* TASK:
Select every line below containing the word "this".

--

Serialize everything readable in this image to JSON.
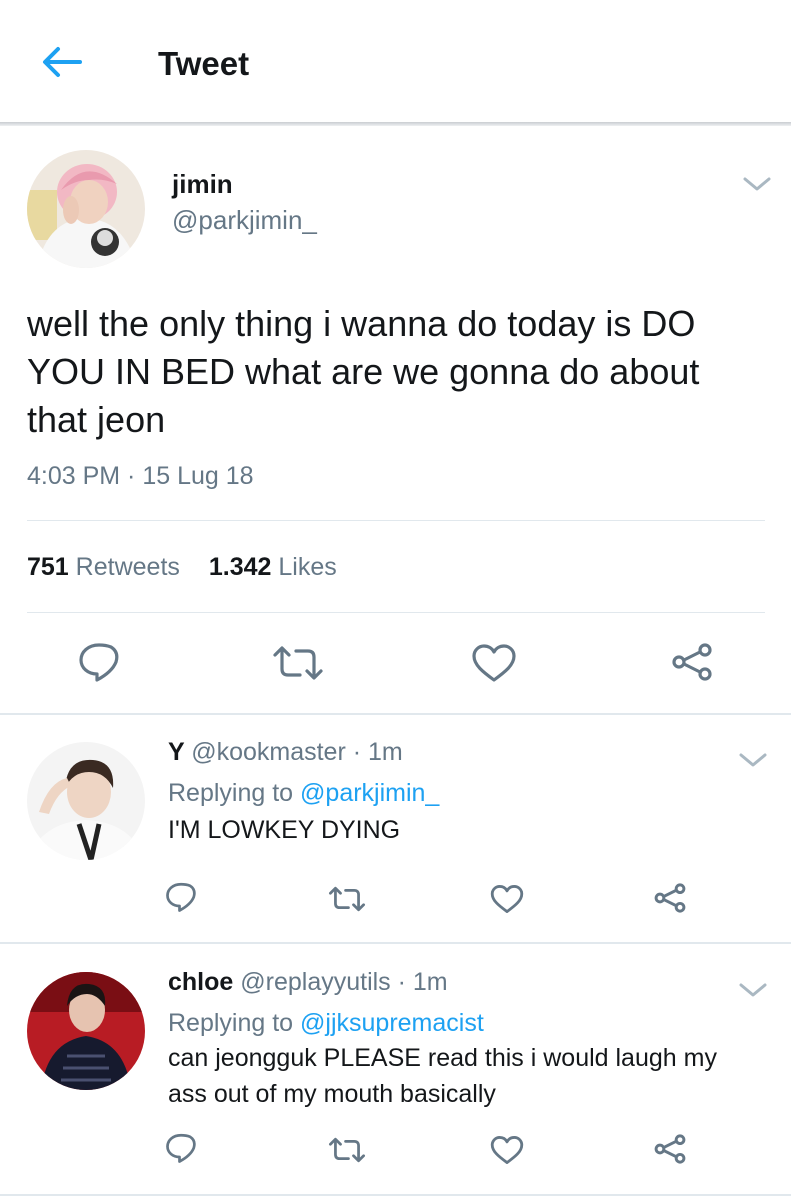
{
  "header": {
    "title": "Tweet"
  },
  "tweet": {
    "name": "jimin",
    "handle": "@parkjimin_",
    "text": "well the only thing i wanna do today is DO YOU IN BED what are we gonna do about that jeon",
    "timestamp": "4:03 PM · 15 Lug 18",
    "retweets": "751",
    "retweets_label": "Retweets",
    "likes": "1.342",
    "likes_label": "Likes"
  },
  "replies": [
    {
      "name": "Y",
      "meta": "@kookmaster · 1m",
      "replying_prefix": "Replying to",
      "replying_to": "@parkjimin_",
      "text": "I'M LOWKEY DYING"
    },
    {
      "name": "chloe",
      "meta": "@replayyutils · 1m",
      "replying_prefix": "Replying to",
      "replying_to": "@jjksupremacist",
      "text": "can jeongguk PLEASE read this i would laugh my ass out of my mouth basically"
    }
  ],
  "colors": {
    "accent": "#1da1f2",
    "muted": "#657786",
    "text": "#14171a",
    "divider": "#e1e8ed"
  },
  "icons": [
    "back-arrow-icon",
    "chevron-down-icon",
    "reply-icon",
    "retweet-icon",
    "like-icon",
    "share-icon"
  ]
}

--

* WRITTEN ANSWER:
Serialize everything readable in this image to JSON.
      "text": "can jeongguk PLEASE read this i would laugh my ass out of my mouth basically"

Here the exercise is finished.